** begin Records for processing **
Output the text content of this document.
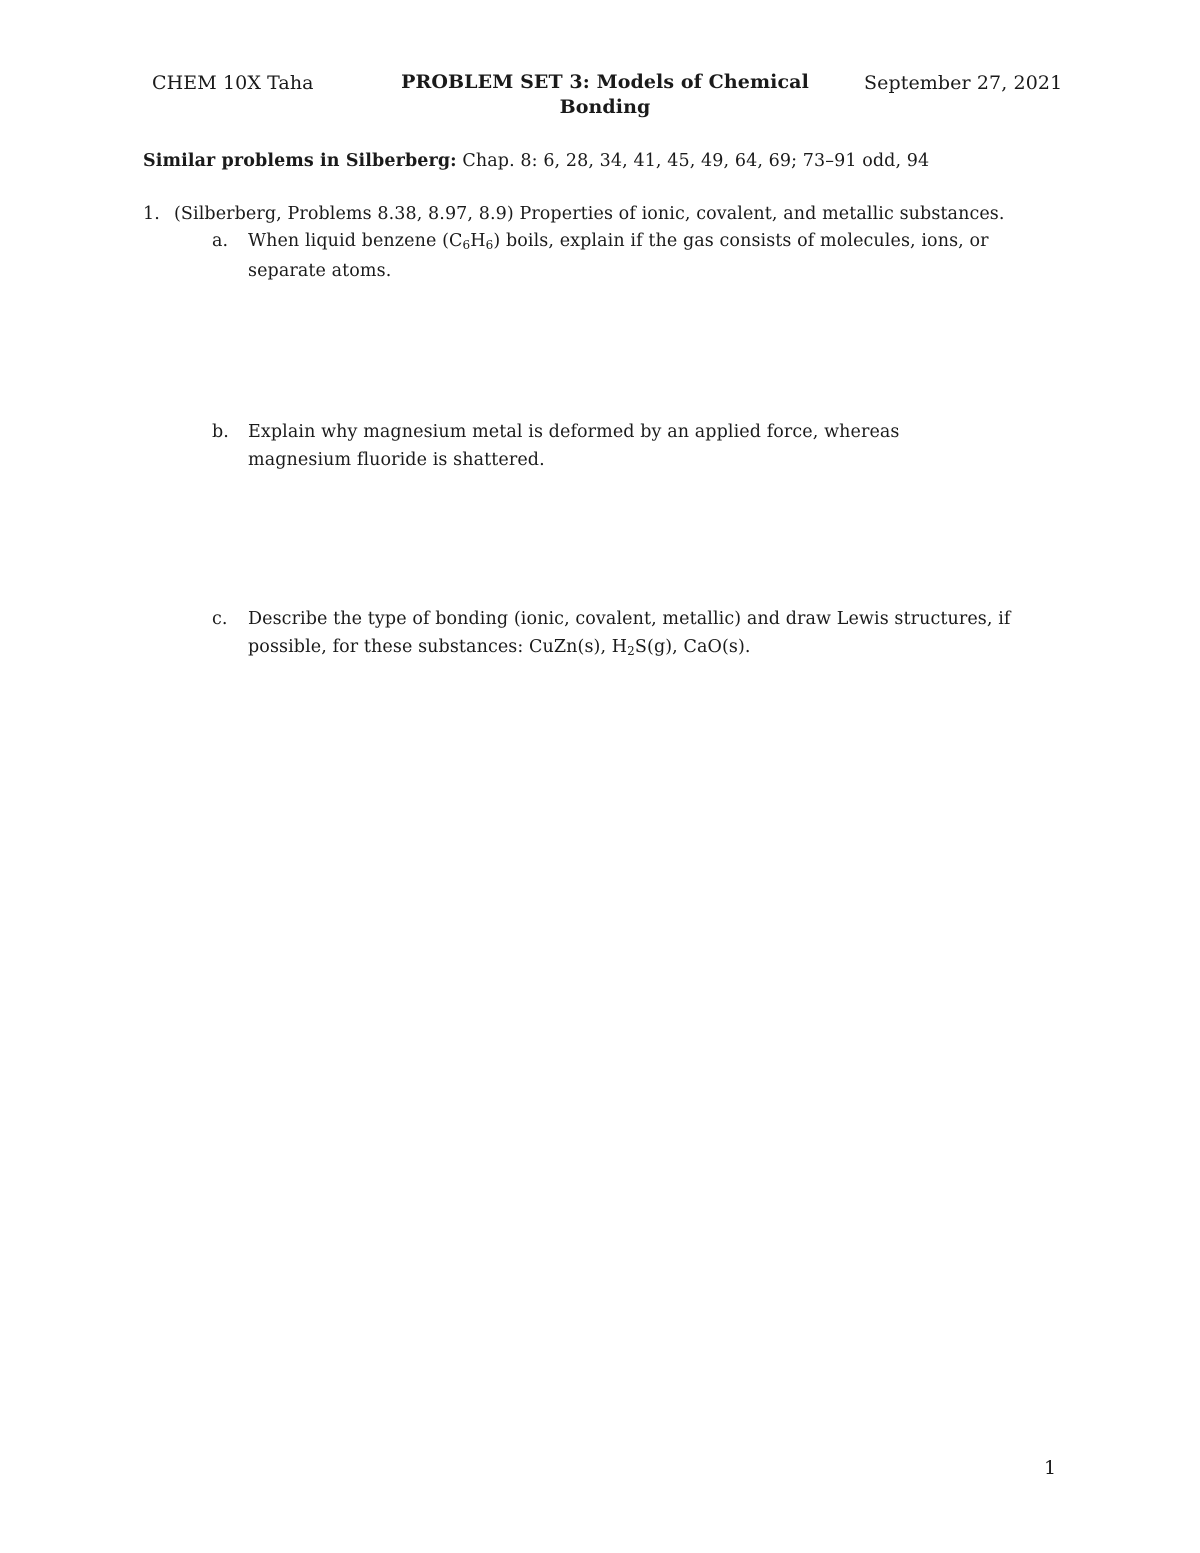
CHEM 10X Taha	PROBLEM SET 3: Models of Chemical Bonding
September 27, 2021
Similar problems in Silberberg: Chap. 8: 6, 28, 34, 41, 45, 49, 64, 69; 73–91 odd, 94
1. (Silberberg, Problems 8.38, 8.97, 8.9) Properties of ionic, covalent, and metallic substances.
a. When liquid benzene $(C_6H_6)$ boils, explain if the gas consists of molecules, ions, or
separate atoms.
b. Explain why magnesium metal is deformed by an applied force, whereas
magnesium fluoride is shattered.
c. Describe the type of bonding (ionic, covalent, metallic) and draw Lewis structures, if
possible, for these substances: CuZn(s), $H_2S(g)$, CaO(s).
1
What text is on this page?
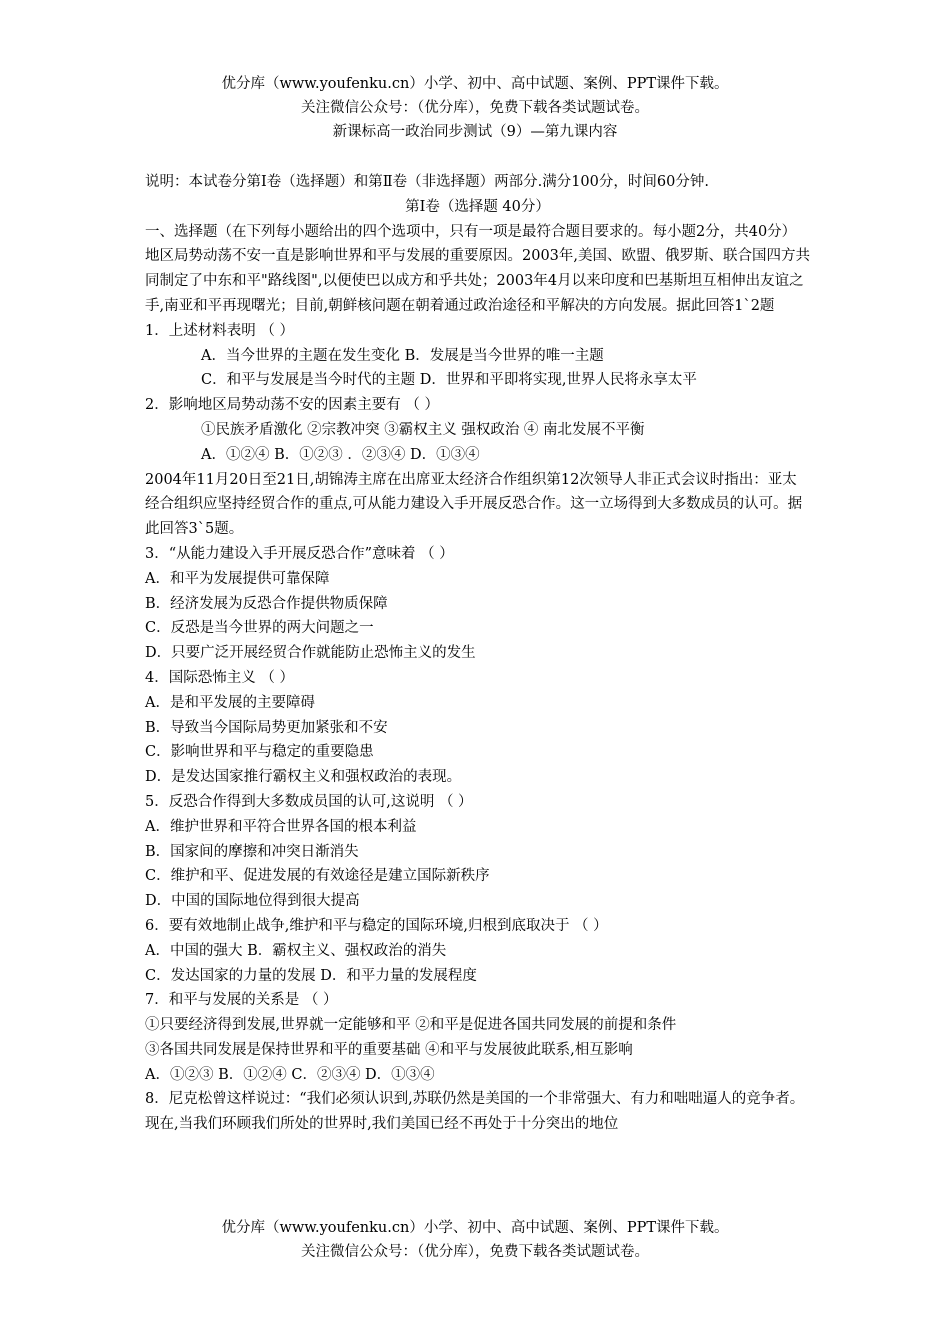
优分库（www.youfenku.cn）小学、初中、高中试题、案例、PPT课件下载。
关注微信公众号：（优分库），免费下载各类试题试卷。
新课标高一政治同步测试（9）—第九课内容

说明：本试卷分第Ⅰ卷（选择题）和第Ⅱ卷（非选择题）两部分.满分100分，时间60分钟.

第Ⅰ卷（选择题 40分）

一、选择题（在下列每小题给出的四个选项中，只有一项是最符合题目要求的。每小题2分，共40分）

地区局势动荡不安一直是影响世界和平与发展的重要原因。2003年,美国、欧盟、俄罗斯、联合国四方共同制定了中东和平"路线图",以便使巴以成方和乎共处；2003年4月以来印度和巴基斯坦互相伸出友谊之手,南亚和平再现曙光；目前,朝鲜核问题在朝着通过政治途径和平解决的方向发展。据此回答1`2题

1．上述材料表明 （ ）

A．当今世界的主题在发生变化 B．发展是当今世界的唯一主题

C．和平与发展是当今时代的主题 D．世界和平即将实现,世界人民将永享太平

2．影响地区局势动荡不安的因素主要有 （ ）

①民族矛盾激化 ②宗教冲突 ③霸权主义 强权政治 ④ 南北发展不平衡

A．①②④ B．①②③ ．②③④ D．①③④

2004年11月20日至21日,胡锦涛主席在出席亚太经济合作组织第12次领导人非正式会议时指出：亚太经合组织应坚持经贸合作的重点,可从能力建设入手开展反恐合作。这一立场得到大多数成员的认可。据此回答3`5题。

3．“从能力建设入手开展反恐合作”意味着 （ ）

A．和平为发展提供可靠保障

B．经济发展为反恐合作提供物质保障

C．反恐是当今世界的两大问题之一

D．只要广泛开展经贸合作就能防止恐怖主义的发生

4．国际恐怖主义 （ ）

A．是和平发展的主要障碍

B．导致当今国际局势更加紧张和不安

C．影响世界和平与稳定的重要隐患

D．是发达国家推行霸权主义和强权政治的表现。

5．反恐合作得到大多数成员国的认可,这说明 （ ）

A．维护世界和平符合世界各国的根本利益

B．国家间的摩擦和冲突日渐消失

C．维护和平、促进发展的有效途径是建立国际新秩序

D．中国的国际地位得到很大提高

6．要有效地制止战争,维护和平与稳定的国际环境,归根到底取决于 （ ）

A．中国的强大 B．霸权主义、强权政治的消失

C．发达国家的力量的发展 D．和平力量的发展程度

7．和平与发展的关系是 （ ）

①只要经济得到发展,世界就一定能够和平 ②和平是促进各国共同发展的前提和条件

③各国共同发展是保持世界和平的重要基础 ④和平与发展彼此联系,相互影响

A．①②③ B．①②④ C．②③④ D．①③④

8．尼克松曾这样说过：“我们必须认识到,苏联仍然是美国的一个非常强大、有力和咄咄逼人的竞争者。现在,当我们环顾我们所处的世界时,我们美国已经不再处于十分突出的地位

优分库（www.youfenku.cn）小学、初中、高中试题、案例、PPT课件下载。
关注微信公众号：（优分库），免费下载各类试题试卷。
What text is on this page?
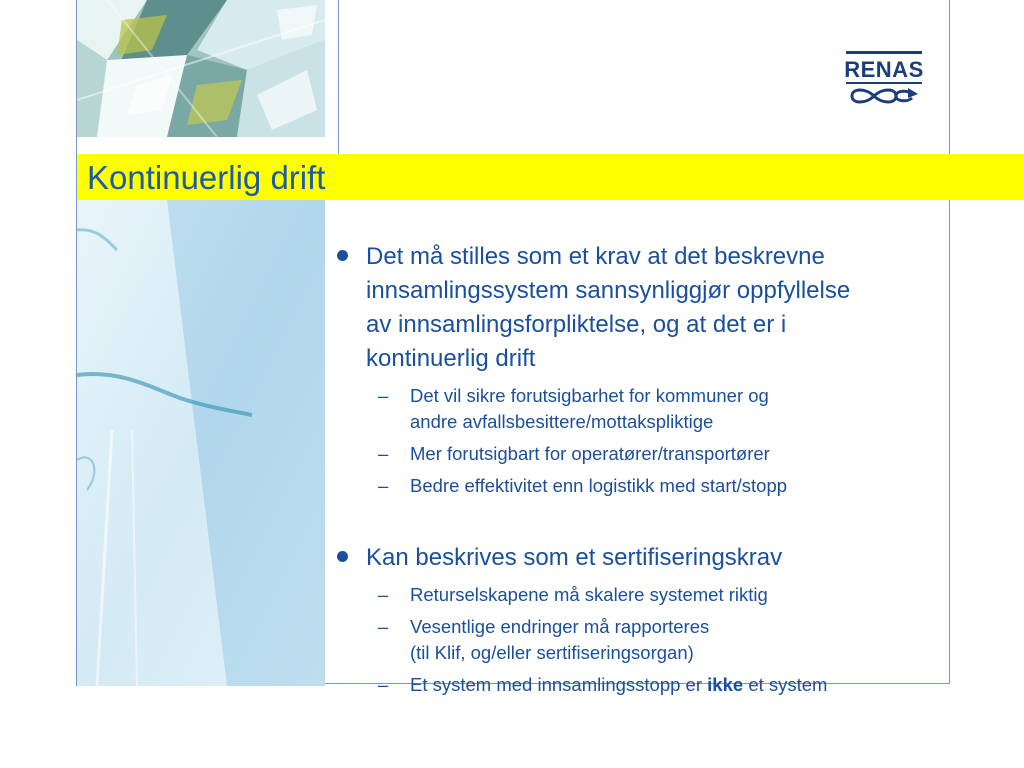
Kontinuerlig drift
RENAS
Det må stilles som et krav at det beskrevne
innsamlingssystem sannsynliggjør oppfyllelse
av innsamlingsforpliktelse, og at det er i
kontinuerlig drift
– Det vil sikre forutsigbarhet for kommuner og
andre avfallsbesittere/mottakspliktige
– Mer forutsigbart for operatører/transportører
– Bedre effektivitet enn logistikk med start/stopp
Kan beskrives som et sertifiseringskrav
– Returselskapene må skalere systemet riktig
– Vesentlige endringer må rapporteres
(til Klif, og/eller sertifiseringsorgan)
– Et system med innsamlingsstopp er ikke et system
** end Records for processing **
Task description -> Reproduce the full material exactly, excluding the pictures.

Response to this exercise ->
Output the text content of this document.
CHEM 10X Taha	PROBLEM SET 3: Models of Chemical Bonding
September 27, 2021
Similar problems in Silberberg: Chap. 8: 6, 28, 34, 41, 45, 49, 64, 69; 73–91 odd, 94
1. (Silberberg, Problems 8.38, 8.97, 8.9) Properties of ionic, covalent, and metallic substances.
a. When liquid benzene $(C_6H_6)$ boils, explain if the gas consists of molecules, ions, or
separate atoms.
b. Explain why magnesium metal is deformed by an applied force, whereas
magnesium fluoride is shattered.
c. Describe the type of bonding (ionic, covalent, metallic) and draw Lewis structures, if
possible, for these substances: CuZn(s), $H_2S(g)$, CaO(s).
1
What text is on this page?
优分库（www.youfenku.cn）小学、初中、高中试题、案例、PPT课件下载。
关注微信公众号：（优分库），免费下载各类试题试卷。
新课标高一政治同步测试（9）—第九课内容

说明：本试卷分第Ⅰ卷（选择题）和第Ⅱ卷（非选择题）两部分.满分100分，时间60分钟.

第Ⅰ卷（选择题 40分）

一、选择题（在下列每小题给出的四个选项中，只有一项是最符合题目要求的。每小题2分，共40分）

地区局势动荡不安一直是影响世界和平与发展的重要原因。2003年,美国、欧盟、俄罗斯、联合国四方共同制定了中东和平"路线图",以便使巴以成方和乎共处；2003年4月以来印度和巴基斯坦互相伸出友谊之手,南亚和平再现曙光；目前,朝鲜核问题在朝着通过政治途径和平解决的方向发展。据此回答1`2题

1．上述材料表明 （ ）

A．当今世界的主题在发生变化 B．发展是当今世界的唯一主题

C．和平与发展是当今时代的主题 D．世界和平即将实现,世界人民将永享太平

2．影响地区局势动荡不安的因素主要有 （ ）

①民族矛盾激化 ②宗教冲突 ③霸权主义 强权政治 ④ 南北发展不平衡

A．①②④ B．①②③ ．②③④ D．①③④

2004年11月20日至21日,胡锦涛主席在出席亚太经济合作组织第12次领导人非正式会议时指出：亚太经合组织应坚持经贸合作的重点,可从能力建设入手开展反恐合作。这一立场得到大多数成员的认可。据此回答3`5题。

3．“从能力建设入手开展反恐合作”意味着 （ ）

A．和平为发展提供可靠保障

B．经济发展为反恐合作提供物质保障

C．反恐是当今世界的两大问题之一

D．只要广泛开展经贸合作就能防止恐怖主义的发生

4．国际恐怖主义 （ ）

A．是和平发展的主要障碍

B．导致当今国际局势更加紧张和不安

C．影响世界和平与稳定的重要隐患

D．是发达国家推行霸权主义和强权政治的表现。

5．反恐合作得到大多数成员国的认可,这说明 （ ）

A．维护世界和平符合世界各国的根本利益

B．国家间的摩擦和冲突日渐消失

C．维护和平、促进发展的有效途径是建立国际新秩序

D．中国的国际地位得到很大提高

6．要有效地制止战争,维护和平与稳定的国际环境,归根到底取决于 （ ）

A．中国的强大 B．霸权主义、强权政治的消失

C．发达国家的力量的发展 D．和平力量的发展程度

7．和平与发展的关系是 （ ）

①只要经济得到发展,世界就一定能够和平 ②和平是促进各国共同发展的前提和条件

③各国共同发展是保持世界和平的重要基础 ④和平与发展彼此联系,相互影响

A．①②③ B．①②④ C．②③④ D．①③④

8．尼克松曾这样说过：“我们必须认识到,苏联仍然是美国的一个非常强大、有力和咄咄逼人的竞争者。现在,当我们环顾我们所处的世界时,我们美国已经不再处于十分突出的地位

优分库（www.youfenku.cn）小学、初中、高中试题、案例、PPT课件下载。
关注微信公众号：（优分库），免费下载各类试题试卷。
What text is on this page?
Kontinuerlig drift
RENAS
Det må stilles som et krav at det beskrevne
innsamlingssystem sannsynliggjør oppfyllelse
av innsamlingsforpliktelse, og at det er i
kontinuerlig drift
– Det vil sikre forutsigbarhet for kommuner og
andre avfallsbesittere/mottakspliktige
– Mer forutsigbart for operatører/transportører
– Bedre effektivitet enn logistikk med start/stopp
Kan beskrives som et sertifiseringskrav
– Returselskapene må skalere systemet riktig
– Vesentlige endringer må rapporteres
(til Klif, og/eller sertifiseringsorgan)
– Et system med innsamlingsstopp er ikke et system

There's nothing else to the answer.